= Written exercise =
Below are the records; collect from them each line containing the string "title".

= Dataset excerpts =
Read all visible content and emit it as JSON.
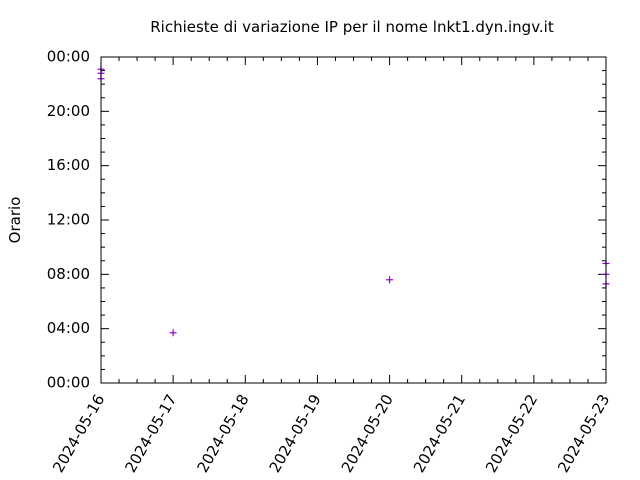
{
  "chart_data": {
    "type": "scatter",
    "title": "Richieste di variazione IP per il nome lnkt1.dyn.ingv.it",
    "xlabel": "",
    "ylabel": "Orario",
    "x_ticks": [
      "2024-05-16",
      "2024-05-17",
      "2024-05-18",
      "2024-05-19",
      "2024-05-20",
      "2024-05-21",
      "2024-05-22",
      "2024-05-23"
    ],
    "y_ticks": [
      "00:00",
      "04:00",
      "08:00",
      "12:00",
      "16:00",
      "20:00",
      "00:00"
    ],
    "xlim": [
      "2024-05-16",
      "2024-05-23"
    ],
    "ylim_hours": [
      0,
      24
    ],
    "grid": false,
    "series": [
      {
        "color": "#9400d3",
        "points": [
          {
            "date": "2024-05-16",
            "hour": 23.1
          },
          {
            "date": "2024-05-16",
            "hour": 22.8
          },
          {
            "date": "2024-05-16",
            "hour": 22.4
          },
          {
            "date": "2024-05-17",
            "hour": 3.7
          },
          {
            "date": "2024-05-20",
            "hour": 7.6
          },
          {
            "date": "2024-05-23",
            "hour": 8.8
          },
          {
            "date": "2024-05-23",
            "hour": 8.0
          },
          {
            "date": "2024-05-23",
            "hour": 7.3
          }
        ]
      }
    ]
  }
}
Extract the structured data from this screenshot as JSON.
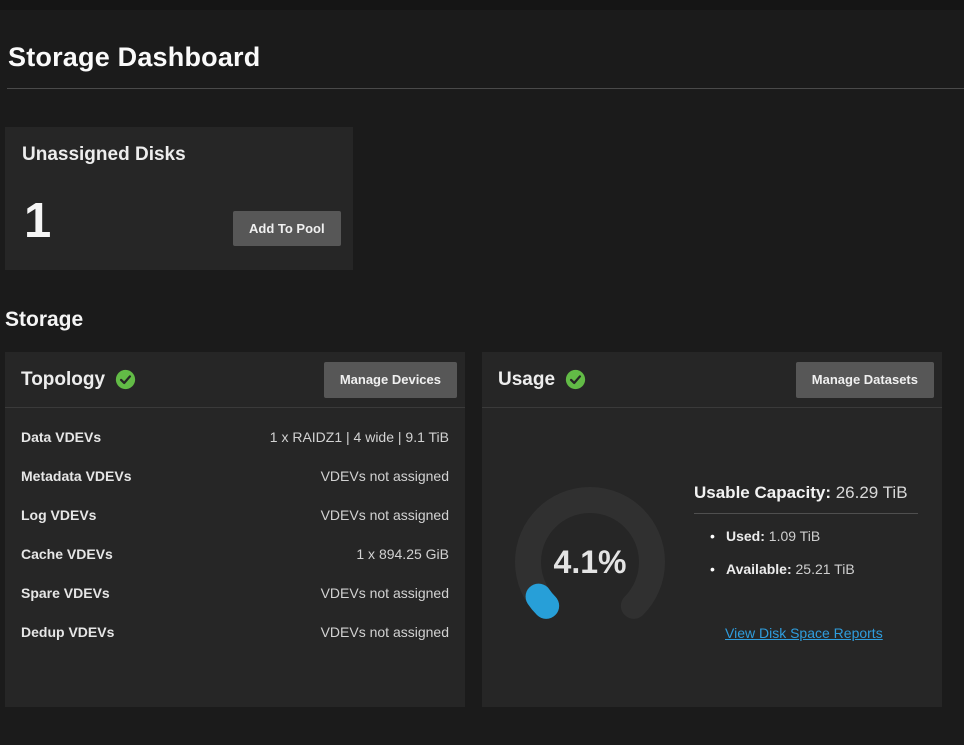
{
  "page": {
    "title": "Storage Dashboard"
  },
  "unassigned": {
    "title": "Unassigned Disks",
    "count": "1",
    "add_button": "Add To Pool"
  },
  "storage_section": {
    "heading": "Storage",
    "topology": {
      "title": "Topology",
      "status": "healthy",
      "manage_button": "Manage Devices",
      "rows": [
        {
          "label": "Data VDEVs",
          "value": "1 x RAIDZ1 | 4 wide | 9.1 TiB"
        },
        {
          "label": "Metadata VDEVs",
          "value": "VDEVs not assigned"
        },
        {
          "label": "Log VDEVs",
          "value": "VDEVs not assigned"
        },
        {
          "label": "Cache VDEVs",
          "value": "1 x 894.25 GiB"
        },
        {
          "label": "Spare VDEVs",
          "value": "VDEVs not assigned"
        },
        {
          "label": "Dedup VDEVs",
          "value": "VDEVs not assigned"
        }
      ]
    },
    "usage": {
      "title": "Usage",
      "status": "healthy",
      "manage_button": "Manage Datasets",
      "gauge": {
        "percent": 4.1,
        "label": "4.1%"
      },
      "usable_capacity_label": "Usable Capacity:",
      "usable_capacity_value": " 26.29 TiB",
      "bullets": [
        {
          "label": "Used:",
          "value": " 1.09 TiB"
        },
        {
          "label": "Available:",
          "value": " 25.21 TiB"
        }
      ],
      "link": "View Disk Space Reports"
    }
  },
  "colors": {
    "accent_blue": "#279fd8",
    "link_blue": "#2f9ddd",
    "success_green": "#62bb46",
    "gauge_track": "#303030"
  }
}
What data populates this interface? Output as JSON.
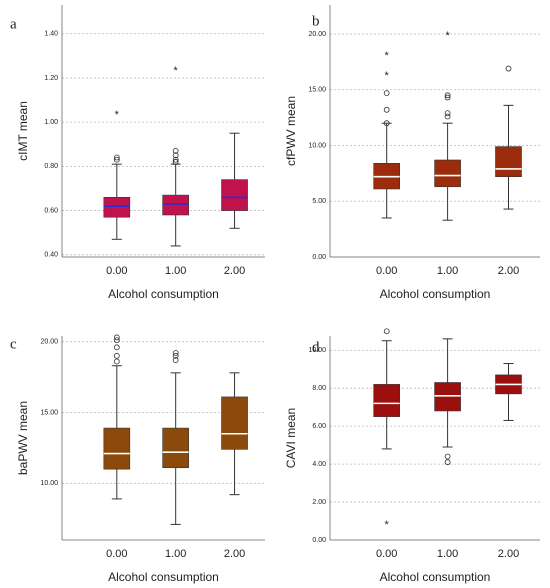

= Complete answer =
    "title": "Richieste di variazione IP per il nome lnkt1.dyn.ingv.it",
    "title": "Storage Dashboard"
    "title": "Unassigned Disks",
      "title": "Topology",
      "title": "Usage",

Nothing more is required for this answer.